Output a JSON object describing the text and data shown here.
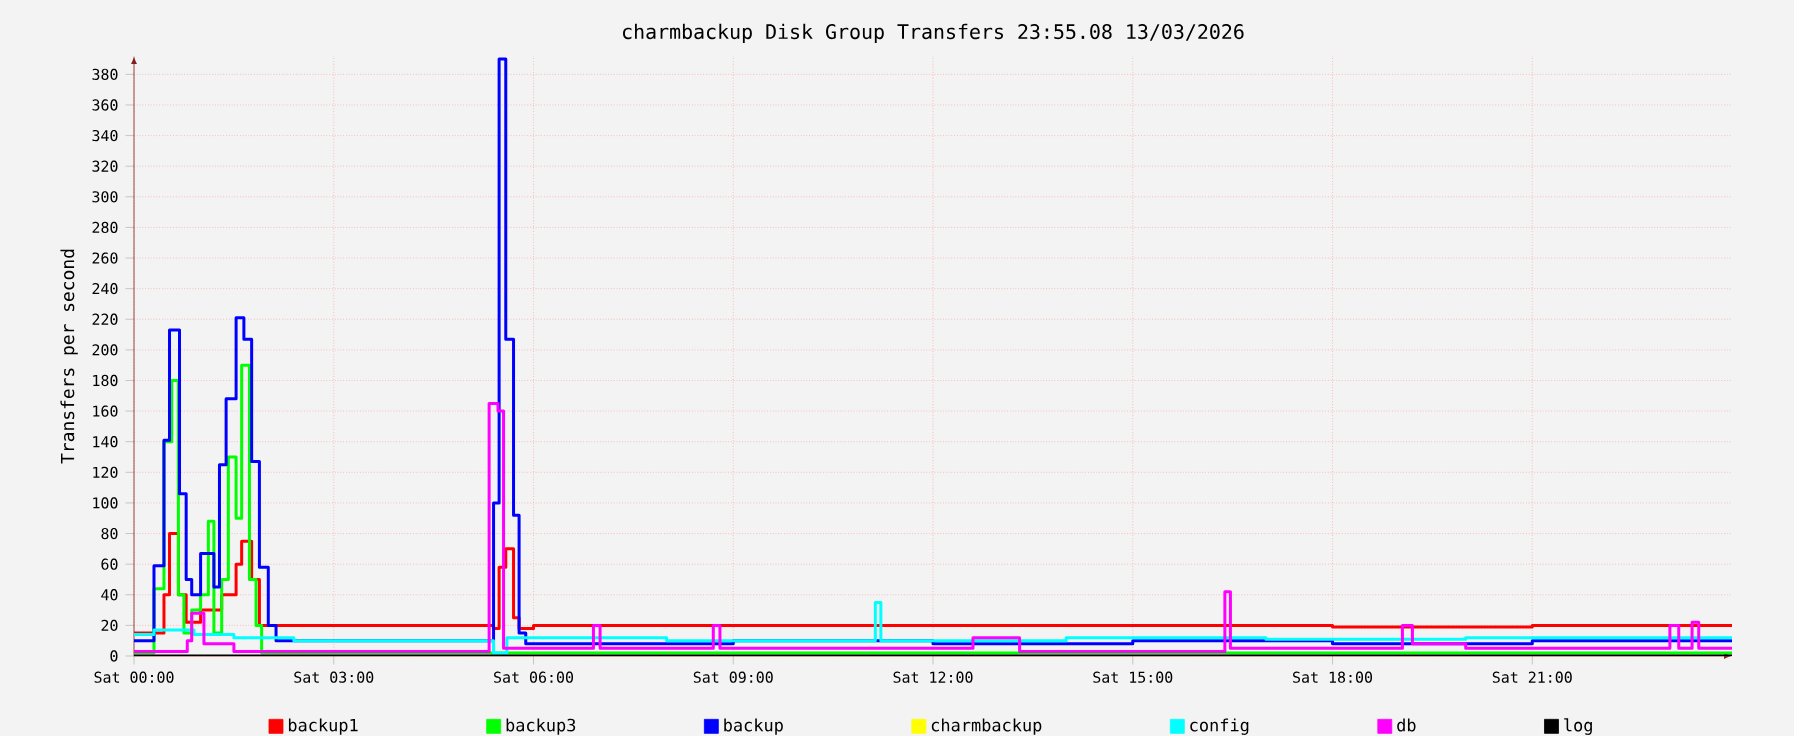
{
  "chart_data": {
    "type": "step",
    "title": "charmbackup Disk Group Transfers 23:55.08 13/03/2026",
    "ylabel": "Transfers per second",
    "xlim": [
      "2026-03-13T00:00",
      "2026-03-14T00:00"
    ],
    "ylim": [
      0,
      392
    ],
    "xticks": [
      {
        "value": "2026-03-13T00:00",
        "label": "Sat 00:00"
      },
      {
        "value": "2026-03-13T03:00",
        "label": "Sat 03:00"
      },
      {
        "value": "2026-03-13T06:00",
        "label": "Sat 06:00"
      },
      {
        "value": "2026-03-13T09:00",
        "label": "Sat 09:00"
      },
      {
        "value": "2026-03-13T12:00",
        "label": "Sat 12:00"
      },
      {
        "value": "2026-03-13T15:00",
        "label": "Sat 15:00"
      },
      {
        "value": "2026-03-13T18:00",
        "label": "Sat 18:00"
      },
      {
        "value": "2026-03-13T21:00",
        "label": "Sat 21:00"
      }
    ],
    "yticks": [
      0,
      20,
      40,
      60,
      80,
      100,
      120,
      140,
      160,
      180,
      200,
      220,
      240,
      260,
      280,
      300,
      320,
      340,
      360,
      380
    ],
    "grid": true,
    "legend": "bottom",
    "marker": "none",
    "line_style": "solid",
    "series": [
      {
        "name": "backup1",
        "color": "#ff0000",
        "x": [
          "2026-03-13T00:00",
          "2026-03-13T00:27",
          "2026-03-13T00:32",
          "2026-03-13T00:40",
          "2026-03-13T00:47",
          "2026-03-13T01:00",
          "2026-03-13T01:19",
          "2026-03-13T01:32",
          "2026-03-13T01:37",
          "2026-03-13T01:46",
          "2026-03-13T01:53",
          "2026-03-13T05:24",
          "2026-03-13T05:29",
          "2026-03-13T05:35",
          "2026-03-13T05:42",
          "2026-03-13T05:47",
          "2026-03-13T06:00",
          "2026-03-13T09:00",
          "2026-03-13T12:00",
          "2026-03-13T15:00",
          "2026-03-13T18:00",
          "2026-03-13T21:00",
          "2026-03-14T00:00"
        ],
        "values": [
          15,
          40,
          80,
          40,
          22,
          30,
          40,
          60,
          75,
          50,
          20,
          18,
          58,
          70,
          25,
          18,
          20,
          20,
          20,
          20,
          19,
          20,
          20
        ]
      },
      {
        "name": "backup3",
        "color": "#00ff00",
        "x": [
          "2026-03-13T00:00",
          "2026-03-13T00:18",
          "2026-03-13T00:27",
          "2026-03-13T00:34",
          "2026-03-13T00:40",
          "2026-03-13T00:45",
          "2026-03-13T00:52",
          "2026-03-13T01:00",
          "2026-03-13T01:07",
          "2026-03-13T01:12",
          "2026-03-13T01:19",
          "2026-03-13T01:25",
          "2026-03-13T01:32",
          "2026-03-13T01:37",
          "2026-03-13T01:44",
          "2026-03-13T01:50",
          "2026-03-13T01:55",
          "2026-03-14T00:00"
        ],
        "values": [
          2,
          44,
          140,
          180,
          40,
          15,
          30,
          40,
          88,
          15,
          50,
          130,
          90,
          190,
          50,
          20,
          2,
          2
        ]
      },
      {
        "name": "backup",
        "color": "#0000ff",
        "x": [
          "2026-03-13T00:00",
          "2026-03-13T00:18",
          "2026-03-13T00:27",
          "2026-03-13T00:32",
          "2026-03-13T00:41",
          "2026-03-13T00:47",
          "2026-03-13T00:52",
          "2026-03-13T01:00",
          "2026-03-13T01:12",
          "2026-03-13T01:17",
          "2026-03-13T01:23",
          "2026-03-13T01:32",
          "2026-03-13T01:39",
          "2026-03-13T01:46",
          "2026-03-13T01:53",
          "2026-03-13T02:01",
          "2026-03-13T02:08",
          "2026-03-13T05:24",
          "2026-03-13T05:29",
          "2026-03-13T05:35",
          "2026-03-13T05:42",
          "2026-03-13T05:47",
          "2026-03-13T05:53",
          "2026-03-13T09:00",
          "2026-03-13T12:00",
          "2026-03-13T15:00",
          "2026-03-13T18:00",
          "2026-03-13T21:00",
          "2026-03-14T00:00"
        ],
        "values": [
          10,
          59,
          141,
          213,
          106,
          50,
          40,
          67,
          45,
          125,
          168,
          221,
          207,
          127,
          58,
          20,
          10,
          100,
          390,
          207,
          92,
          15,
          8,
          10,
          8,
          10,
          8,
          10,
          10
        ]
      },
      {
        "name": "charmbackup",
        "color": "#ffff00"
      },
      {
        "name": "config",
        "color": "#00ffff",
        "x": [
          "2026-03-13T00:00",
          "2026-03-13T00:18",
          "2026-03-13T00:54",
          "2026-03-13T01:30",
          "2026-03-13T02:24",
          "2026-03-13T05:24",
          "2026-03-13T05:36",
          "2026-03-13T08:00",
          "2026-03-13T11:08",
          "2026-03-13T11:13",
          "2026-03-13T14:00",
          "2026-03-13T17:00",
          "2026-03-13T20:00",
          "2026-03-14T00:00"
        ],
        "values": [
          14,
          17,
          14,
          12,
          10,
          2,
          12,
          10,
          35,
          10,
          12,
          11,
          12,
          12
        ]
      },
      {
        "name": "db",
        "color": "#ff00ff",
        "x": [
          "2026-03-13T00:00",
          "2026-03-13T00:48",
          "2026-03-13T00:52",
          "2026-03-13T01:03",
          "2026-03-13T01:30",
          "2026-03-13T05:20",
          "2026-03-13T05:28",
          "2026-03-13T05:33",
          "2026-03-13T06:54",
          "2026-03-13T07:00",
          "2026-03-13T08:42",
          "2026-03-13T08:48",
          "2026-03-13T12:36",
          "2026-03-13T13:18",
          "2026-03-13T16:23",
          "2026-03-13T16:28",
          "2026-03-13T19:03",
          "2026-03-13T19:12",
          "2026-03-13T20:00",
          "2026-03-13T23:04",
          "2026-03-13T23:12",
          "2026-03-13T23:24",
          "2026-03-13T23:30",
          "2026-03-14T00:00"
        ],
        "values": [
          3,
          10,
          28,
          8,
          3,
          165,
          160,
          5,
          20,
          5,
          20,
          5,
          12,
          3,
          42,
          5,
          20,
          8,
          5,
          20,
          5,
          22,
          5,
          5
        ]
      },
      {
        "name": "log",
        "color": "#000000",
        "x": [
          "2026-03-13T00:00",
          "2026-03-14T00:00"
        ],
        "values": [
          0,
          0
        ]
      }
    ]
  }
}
======
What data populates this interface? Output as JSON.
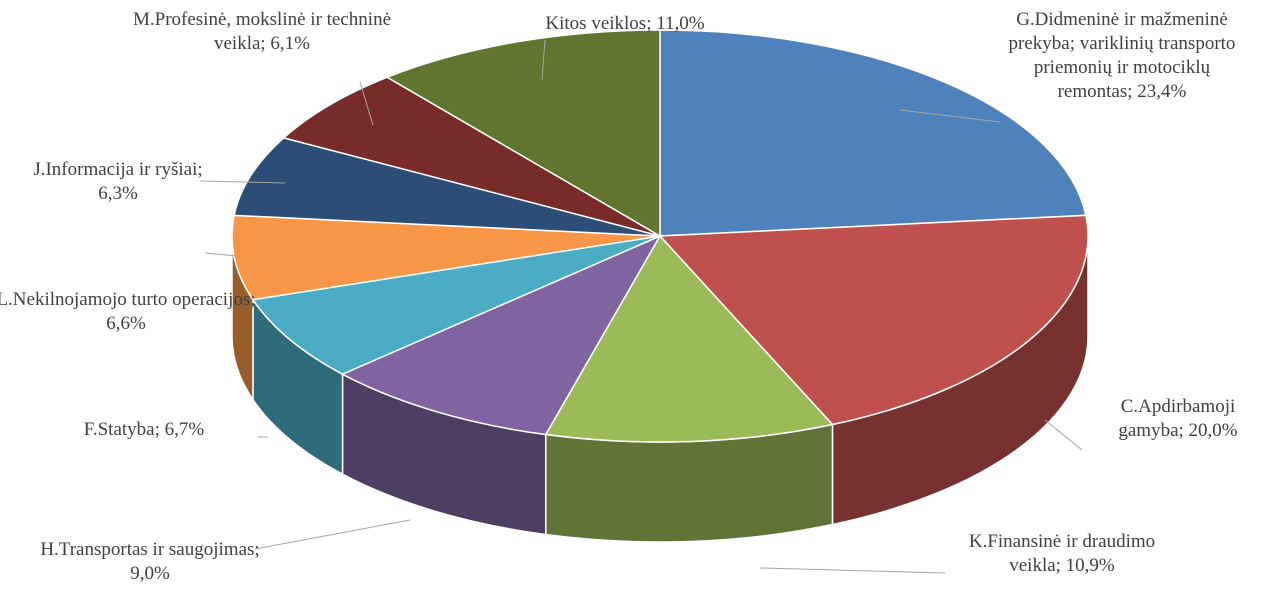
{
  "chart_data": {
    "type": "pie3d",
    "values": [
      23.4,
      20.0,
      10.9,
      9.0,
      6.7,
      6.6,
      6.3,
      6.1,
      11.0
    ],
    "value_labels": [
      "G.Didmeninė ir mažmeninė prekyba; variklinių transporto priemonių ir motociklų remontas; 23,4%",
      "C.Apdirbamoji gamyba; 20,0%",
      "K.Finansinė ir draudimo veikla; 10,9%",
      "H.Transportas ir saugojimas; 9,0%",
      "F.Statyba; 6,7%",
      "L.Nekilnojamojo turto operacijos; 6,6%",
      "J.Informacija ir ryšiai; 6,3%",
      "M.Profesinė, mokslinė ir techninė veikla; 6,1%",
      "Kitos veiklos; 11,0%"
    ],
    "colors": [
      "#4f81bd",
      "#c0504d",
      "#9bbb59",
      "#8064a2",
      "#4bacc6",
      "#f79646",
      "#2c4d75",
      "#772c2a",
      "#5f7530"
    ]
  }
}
======
### TASK TO CARRY OUT
Scan the data for the word "Transfers" and copy every line where it shows up.

### SOLUTION FOR THIS EXERCISE
    "title": "charmbackup Disk Group Transfers 23:55.08 13/03/2026",
    "ylabel": "Transfers per second",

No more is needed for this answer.